[TASK INPUT]
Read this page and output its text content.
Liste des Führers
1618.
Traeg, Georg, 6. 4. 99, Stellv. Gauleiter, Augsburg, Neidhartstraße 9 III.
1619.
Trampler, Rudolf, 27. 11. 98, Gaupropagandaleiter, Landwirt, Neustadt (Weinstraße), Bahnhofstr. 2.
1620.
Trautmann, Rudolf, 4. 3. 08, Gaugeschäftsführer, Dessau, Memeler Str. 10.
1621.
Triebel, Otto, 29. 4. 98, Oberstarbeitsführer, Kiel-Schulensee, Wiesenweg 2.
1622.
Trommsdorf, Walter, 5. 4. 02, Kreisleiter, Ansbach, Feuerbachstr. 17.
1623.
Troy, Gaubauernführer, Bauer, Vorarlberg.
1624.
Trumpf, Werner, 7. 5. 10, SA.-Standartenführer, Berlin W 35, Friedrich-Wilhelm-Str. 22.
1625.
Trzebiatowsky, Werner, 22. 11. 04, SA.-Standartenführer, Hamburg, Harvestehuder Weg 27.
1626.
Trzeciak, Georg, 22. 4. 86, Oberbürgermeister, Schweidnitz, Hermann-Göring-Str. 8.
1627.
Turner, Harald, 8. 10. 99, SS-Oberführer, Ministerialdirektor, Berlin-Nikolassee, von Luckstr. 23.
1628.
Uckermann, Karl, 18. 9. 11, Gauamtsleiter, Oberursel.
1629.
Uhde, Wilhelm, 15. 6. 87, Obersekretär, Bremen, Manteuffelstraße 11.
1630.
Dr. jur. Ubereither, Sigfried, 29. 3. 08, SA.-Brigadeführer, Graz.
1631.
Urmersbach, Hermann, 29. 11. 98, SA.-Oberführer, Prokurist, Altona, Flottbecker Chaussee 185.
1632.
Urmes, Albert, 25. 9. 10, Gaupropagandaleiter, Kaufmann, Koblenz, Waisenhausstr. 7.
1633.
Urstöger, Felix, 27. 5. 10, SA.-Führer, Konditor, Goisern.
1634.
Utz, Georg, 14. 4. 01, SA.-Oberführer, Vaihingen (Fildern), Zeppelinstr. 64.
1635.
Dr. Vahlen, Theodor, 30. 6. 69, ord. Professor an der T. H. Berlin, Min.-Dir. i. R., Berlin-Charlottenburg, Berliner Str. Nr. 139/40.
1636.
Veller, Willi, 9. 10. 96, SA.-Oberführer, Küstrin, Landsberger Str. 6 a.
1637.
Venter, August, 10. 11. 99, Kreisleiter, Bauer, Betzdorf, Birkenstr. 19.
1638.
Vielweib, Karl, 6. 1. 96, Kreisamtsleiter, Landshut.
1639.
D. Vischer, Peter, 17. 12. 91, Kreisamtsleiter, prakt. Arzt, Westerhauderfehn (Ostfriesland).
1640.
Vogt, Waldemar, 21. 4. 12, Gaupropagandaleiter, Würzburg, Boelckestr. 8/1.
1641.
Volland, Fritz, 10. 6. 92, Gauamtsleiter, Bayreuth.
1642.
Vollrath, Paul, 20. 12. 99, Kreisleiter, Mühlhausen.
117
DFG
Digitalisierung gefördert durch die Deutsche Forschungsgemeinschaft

[DIRECTIONS] Each line of the material must be restated exactly.

[WRITTEN ANSWER]
Read this page and output its text content.
Liste des Führers
1618.
Traeg, Georg, 6. 4. 99, Stellv. Gauleiter, Augsburg, Neidhartstraße 9 III.
1619.
Trampler, Rudolf, 27. 11. 98, Gaupropagandaleiter, Landwirt, Neustadt (Weinstraße), Bahnhofstr. 2.
1620.
Trautmann, Rudolf, 4. 3. 08, Gaugeschäftsführer, Dessau, Memeler Str. 10.
1621.
Triebel, Otto, 29. 4. 98, Oberstarbeitsführer, Kiel-Schulensee, Wiesenweg 2.
1622.
Trommsdorf, Walter, 5. 4. 02, Kreisleiter, Ansbach, Feuerbachstr. 17.
1623.
Troy, Gaubauernführer, Bauer, Vorarlberg.
1624.
Trumpf, Werner, 7. 5. 10, SA.-Standartenführer, Berlin W 35, Friedrich-Wilhelm-Str. 22.
1625.
Trzebiatowsky, Werner, 22. 11. 04, SA.-Standartenführer, Hamburg, Harvestehuder Weg 27.
1626.
Trzeciak, Georg, 22. 4. 86, Oberbürgermeister, Schweidnitz, Hermann-Göring-Str. 8.
1627.
Turner, Harald, 8. 10. 99, SS-Oberführer, Ministerialdirektor, Berlin-Nikolassee, von Luckstr. 23.
1628.
Uckermann, Karl, 18. 9. 11, Gauamtsleiter, Oberursel.
1629.
Uhde, Wilhelm, 15. 6. 87, Obersekretär, Bremen, Manteuffelstraße 11.
1630.
Dr. jur. Ubereither, Sigfried, 29. 3. 08, SA.-Brigadeführer, Graz.
1631.
Urmersbach, Hermann, 29. 11. 98, SA.-Oberführer, Prokurist, Altona, Flottbecker Chaussee 185.
1632.
Urmes, Albert, 25. 9. 10, Gaupropagandaleiter, Kaufmann, Koblenz, Waisenhausstr. 7.
1633.
Urstöger, Felix, 27. 5. 10, SA.-Führer, Konditor, Goisern.
1634.
Utz, Georg, 14. 4. 01, SA.-Oberführer, Vaihingen (Fildern), Zeppelinstr. 64.
1635.
Dr. Vahlen, Theodor, 30. 6. 69, ord. Professor an der T. H. Berlin, Min.-Dir. i. R., Berlin-Charlottenburg, Berliner Str. Nr. 139/40.
1636.
Veller, Willi, 9. 10. 96, SA.-Oberführer, Küstrin, Landsberger Str. 6 a.
1637.
Venter, August, 10. 11. 99, Kreisleiter, Bauer, Betzdorf, Birkenstr. 19.
1638.
Vielweib, Karl, 6. 1. 96, Kreisamtsleiter, Landshut.
1639.
D. Vischer, Peter, 17. 12. 91, Kreisamtsleiter, prakt. Arzt, Westerhauderfehn (Ostfriesland).
1640.
Vogt, Waldemar, 21. 4. 12, Gaupropagandaleiter, Würzburg, Boelckestr. 8/1.
1641.
Volland, Fritz, 10. 6. 92, Gauamtsleiter, Bayreuth.
1642.
Vollrath, Paul, 20. 12. 99, Kreisleiter, Mühlhausen.
117
DFG
Digitalisierung gefördert durch die Deutsche Forschungsgemeinschaft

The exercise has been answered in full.